Determine how many lines of this material contain "Марбелья". Give only the number.

### Data provided

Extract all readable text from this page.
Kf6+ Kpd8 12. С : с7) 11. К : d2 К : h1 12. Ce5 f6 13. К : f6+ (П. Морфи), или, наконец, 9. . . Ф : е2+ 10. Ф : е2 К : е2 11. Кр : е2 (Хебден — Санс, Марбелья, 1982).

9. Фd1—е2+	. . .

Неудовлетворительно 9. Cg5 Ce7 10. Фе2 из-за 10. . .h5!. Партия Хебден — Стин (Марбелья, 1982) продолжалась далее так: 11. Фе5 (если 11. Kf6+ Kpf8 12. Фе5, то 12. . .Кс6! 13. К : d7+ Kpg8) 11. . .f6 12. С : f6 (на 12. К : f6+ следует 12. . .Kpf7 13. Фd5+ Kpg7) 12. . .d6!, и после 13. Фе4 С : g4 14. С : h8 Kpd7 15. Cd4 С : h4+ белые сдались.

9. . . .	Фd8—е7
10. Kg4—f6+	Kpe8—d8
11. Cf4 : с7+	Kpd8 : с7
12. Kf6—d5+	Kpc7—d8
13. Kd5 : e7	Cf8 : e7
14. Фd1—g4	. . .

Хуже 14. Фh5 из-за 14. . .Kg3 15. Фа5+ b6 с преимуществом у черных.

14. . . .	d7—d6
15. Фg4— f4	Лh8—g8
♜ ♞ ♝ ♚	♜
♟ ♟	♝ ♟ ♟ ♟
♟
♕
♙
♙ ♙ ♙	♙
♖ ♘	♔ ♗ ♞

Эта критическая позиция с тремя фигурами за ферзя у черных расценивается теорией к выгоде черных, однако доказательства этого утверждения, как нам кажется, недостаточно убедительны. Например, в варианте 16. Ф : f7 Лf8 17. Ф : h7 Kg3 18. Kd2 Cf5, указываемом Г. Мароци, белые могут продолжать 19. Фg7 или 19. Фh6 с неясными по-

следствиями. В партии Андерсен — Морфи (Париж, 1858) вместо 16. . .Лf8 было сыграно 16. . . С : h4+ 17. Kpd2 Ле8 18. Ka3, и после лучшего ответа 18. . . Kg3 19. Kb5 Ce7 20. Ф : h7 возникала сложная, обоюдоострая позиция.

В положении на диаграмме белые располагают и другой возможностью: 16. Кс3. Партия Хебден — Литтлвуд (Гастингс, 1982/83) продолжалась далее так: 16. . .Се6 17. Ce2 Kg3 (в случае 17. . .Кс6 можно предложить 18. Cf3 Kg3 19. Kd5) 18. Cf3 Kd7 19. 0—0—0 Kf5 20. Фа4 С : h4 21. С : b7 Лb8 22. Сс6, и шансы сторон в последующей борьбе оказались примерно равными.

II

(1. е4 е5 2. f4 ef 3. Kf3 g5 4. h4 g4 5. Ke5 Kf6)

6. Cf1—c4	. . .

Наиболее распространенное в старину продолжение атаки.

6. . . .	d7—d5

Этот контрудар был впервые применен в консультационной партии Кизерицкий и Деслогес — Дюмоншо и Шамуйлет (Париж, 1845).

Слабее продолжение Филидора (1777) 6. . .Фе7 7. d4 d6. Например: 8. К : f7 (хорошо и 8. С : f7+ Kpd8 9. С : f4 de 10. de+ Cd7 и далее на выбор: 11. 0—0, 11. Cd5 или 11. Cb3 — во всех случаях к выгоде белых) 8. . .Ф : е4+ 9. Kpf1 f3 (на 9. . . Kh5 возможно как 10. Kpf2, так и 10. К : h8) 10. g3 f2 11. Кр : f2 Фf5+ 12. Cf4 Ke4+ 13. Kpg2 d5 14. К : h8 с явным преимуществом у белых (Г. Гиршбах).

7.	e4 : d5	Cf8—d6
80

######

**Exercise output**
2